» ACTIVITY
Among the records that follow, find each line holding the word "capable" and copy it.

Page records with their text
****************

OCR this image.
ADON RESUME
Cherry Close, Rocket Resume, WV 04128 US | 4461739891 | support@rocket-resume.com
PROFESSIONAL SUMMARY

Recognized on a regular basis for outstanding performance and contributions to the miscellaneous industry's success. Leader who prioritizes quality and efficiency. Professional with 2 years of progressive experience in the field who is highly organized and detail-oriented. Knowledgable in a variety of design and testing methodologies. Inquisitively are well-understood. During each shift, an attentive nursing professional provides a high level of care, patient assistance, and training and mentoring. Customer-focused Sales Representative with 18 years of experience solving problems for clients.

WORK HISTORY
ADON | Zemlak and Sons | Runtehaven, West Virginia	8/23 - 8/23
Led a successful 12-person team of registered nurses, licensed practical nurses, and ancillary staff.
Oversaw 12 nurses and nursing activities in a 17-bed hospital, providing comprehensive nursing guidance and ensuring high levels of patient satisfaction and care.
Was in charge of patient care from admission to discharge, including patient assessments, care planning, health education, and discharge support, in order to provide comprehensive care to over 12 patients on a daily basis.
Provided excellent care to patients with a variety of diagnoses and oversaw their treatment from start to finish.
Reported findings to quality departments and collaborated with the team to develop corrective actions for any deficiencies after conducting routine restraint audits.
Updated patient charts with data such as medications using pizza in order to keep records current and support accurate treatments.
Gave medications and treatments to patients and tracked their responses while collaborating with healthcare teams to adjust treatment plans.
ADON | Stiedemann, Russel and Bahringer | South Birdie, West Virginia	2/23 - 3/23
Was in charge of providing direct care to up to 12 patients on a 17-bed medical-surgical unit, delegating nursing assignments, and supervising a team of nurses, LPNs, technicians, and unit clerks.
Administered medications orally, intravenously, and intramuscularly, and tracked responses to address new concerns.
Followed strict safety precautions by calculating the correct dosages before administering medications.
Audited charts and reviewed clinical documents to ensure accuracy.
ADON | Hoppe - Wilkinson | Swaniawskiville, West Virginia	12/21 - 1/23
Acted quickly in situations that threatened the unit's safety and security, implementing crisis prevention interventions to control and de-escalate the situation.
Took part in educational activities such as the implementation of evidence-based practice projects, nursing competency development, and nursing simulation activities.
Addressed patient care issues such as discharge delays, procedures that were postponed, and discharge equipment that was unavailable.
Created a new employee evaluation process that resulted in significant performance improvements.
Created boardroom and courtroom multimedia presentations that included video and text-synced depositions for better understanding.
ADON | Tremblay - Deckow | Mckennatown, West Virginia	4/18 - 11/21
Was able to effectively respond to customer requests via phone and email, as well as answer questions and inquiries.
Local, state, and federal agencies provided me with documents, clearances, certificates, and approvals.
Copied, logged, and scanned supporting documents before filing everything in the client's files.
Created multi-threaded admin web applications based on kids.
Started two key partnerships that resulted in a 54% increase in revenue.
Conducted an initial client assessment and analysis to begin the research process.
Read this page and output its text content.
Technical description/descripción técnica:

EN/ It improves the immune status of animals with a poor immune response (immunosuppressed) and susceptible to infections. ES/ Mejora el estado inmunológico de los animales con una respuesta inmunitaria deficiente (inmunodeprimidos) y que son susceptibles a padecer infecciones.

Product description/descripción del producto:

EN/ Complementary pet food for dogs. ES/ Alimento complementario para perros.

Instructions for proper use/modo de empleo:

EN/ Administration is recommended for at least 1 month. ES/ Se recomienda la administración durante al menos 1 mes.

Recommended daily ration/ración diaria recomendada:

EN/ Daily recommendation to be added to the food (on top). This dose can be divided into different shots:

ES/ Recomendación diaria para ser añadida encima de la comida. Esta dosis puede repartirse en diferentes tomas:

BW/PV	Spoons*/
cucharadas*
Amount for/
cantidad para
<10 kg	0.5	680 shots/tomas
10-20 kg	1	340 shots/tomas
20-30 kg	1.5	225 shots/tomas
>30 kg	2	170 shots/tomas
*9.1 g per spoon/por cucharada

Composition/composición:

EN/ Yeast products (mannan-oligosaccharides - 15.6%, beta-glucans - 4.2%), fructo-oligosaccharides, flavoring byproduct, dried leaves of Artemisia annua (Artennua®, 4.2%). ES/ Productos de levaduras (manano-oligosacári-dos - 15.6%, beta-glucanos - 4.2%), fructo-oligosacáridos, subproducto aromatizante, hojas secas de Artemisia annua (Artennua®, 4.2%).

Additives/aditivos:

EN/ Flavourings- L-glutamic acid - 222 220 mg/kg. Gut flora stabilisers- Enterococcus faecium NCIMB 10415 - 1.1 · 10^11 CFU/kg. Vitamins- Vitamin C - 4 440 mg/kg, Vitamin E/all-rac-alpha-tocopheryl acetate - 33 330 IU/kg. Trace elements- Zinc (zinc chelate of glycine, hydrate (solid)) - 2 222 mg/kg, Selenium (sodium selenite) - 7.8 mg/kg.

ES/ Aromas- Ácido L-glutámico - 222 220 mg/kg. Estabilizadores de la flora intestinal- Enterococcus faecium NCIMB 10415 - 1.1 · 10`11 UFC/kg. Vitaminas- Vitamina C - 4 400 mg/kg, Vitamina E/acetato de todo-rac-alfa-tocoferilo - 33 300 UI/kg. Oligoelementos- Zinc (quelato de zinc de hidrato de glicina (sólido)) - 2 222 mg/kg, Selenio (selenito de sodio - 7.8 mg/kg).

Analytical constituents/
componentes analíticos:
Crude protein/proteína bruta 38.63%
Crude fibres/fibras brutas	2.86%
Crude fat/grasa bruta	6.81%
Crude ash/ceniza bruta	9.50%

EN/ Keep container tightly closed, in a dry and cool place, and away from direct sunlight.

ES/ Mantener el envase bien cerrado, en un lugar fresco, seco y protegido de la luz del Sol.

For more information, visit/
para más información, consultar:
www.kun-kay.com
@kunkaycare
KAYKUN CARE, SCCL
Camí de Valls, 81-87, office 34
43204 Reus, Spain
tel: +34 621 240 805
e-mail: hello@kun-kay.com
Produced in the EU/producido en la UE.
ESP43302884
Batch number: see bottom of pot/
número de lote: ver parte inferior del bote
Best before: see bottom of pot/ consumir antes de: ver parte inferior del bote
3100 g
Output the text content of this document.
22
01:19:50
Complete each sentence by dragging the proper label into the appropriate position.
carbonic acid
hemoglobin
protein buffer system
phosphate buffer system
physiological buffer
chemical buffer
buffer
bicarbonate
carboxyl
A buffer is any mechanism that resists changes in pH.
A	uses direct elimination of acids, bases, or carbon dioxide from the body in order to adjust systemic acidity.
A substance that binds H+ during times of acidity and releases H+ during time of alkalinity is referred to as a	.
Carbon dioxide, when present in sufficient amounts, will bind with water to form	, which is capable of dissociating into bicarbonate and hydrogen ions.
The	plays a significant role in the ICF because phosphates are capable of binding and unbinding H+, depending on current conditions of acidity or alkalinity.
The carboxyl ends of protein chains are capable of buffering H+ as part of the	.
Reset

****************

» EXERCISE SOLUTION
Carbon dioxide, when present in sufficient amounts, will bind with water to form	, which is capable of dissociating into bicarbonate and hydrogen ions.
The	plays a significant role in the ICF because phosphates are capable of binding and unbinding H+, depending on current conditions of acidity or alkalinity.
The carboxyl ends of protein chains are capable of buffering H+ as part of the	.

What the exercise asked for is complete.